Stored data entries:
[START]

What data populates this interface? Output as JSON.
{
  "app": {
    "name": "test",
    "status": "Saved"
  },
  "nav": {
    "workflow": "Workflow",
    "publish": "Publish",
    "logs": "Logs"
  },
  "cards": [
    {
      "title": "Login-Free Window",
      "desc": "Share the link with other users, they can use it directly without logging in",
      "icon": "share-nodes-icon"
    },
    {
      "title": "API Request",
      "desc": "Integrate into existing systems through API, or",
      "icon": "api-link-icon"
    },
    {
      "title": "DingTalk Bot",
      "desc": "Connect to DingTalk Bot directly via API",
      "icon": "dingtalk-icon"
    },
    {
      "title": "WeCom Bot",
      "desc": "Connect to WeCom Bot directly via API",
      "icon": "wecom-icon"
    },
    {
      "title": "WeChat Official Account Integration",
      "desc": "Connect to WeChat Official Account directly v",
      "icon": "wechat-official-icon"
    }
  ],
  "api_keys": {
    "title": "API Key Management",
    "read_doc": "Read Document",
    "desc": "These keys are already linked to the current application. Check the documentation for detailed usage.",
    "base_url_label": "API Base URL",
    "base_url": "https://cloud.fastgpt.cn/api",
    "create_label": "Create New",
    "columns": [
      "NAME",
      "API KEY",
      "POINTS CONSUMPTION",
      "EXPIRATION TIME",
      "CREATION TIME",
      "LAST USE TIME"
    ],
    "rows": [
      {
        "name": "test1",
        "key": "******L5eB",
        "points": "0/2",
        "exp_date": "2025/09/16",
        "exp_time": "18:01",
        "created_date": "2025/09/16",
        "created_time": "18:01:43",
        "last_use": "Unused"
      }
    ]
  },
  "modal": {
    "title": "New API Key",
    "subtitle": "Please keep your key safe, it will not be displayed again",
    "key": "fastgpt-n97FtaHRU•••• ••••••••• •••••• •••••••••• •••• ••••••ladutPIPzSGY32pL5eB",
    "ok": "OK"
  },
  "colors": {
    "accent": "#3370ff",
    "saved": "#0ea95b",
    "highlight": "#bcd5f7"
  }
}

[END]

* GIVEN EXERCISE: Print the entries exactly. Include every one.

* TASK ANSWER:
What data populates this interface? Output as JSON.
{
  "app": {
    "name": "test",
    "status": "Saved"
  },
  "nav": {
    "workflow": "Workflow",
    "publish": "Publish",
    "logs": "Logs"
  },
  "cards": [
    {
      "title": "Login-Free Window",
      "desc": "Share the link with other users, they can use it directly without logging in",
      "icon": "share-nodes-icon"
    },
    {
      "title": "API Request",
      "desc": "Integrate into existing systems through API, or",
      "icon": "api-link-icon"
    },
    {
      "title": "DingTalk Bot",
      "desc": "Connect to DingTalk Bot directly via API",
      "icon": "dingtalk-icon"
    },
    {
      "title": "WeCom Bot",
      "desc": "Connect to WeCom Bot directly via API",
      "icon": "wecom-icon"
    },
    {
      "title": "WeChat Official Account Integration",
      "desc": "Connect to WeChat Official Account directly v",
      "icon": "wechat-official-icon"
    }
  ],
  "api_keys": {
    "title": "API Key Management",
    "read_doc": "Read Document",
    "desc": "These keys are already linked to the current application. Check the documentation for detailed usage.",
    "base_url_label": "API Base URL",
    "base_url": "https://cloud.fastgpt.cn/api",
    "create_label": "Create New",
    "columns": [
      "NAME",
      "API KEY",
      "POINTS CONSUMPTION",
      "EXPIRATION TIME",
      "CREATION TIME",
      "LAST USE TIME"
    ],
    "rows": [
      {
        "name": "test1",
        "key": "******L5eB",
        "points": "0/2",
        "exp_date": "2025/09/16",
        "exp_time": "18:01",
        "created_date": "2025/09/16",
        "created_time": "18:01:43",
        "last_use": "Unused"
      }
    ]
  },
  "modal": {
    "title": "New API Key",
    "subtitle": "Please keep your key safe, it will not be displayed again",
    "key": "fastgpt-n97FtaHRU•••• ••••••••• •••••• •••••••••• •••• ••••••ladutPIPzSGY32pL5eB",
    "ok": "OK"
  },
  "colors": {
    "accent": "#3370ff",
    "saved": "#0ea95b",
    "highlight": "#bcd5f7"
  }
}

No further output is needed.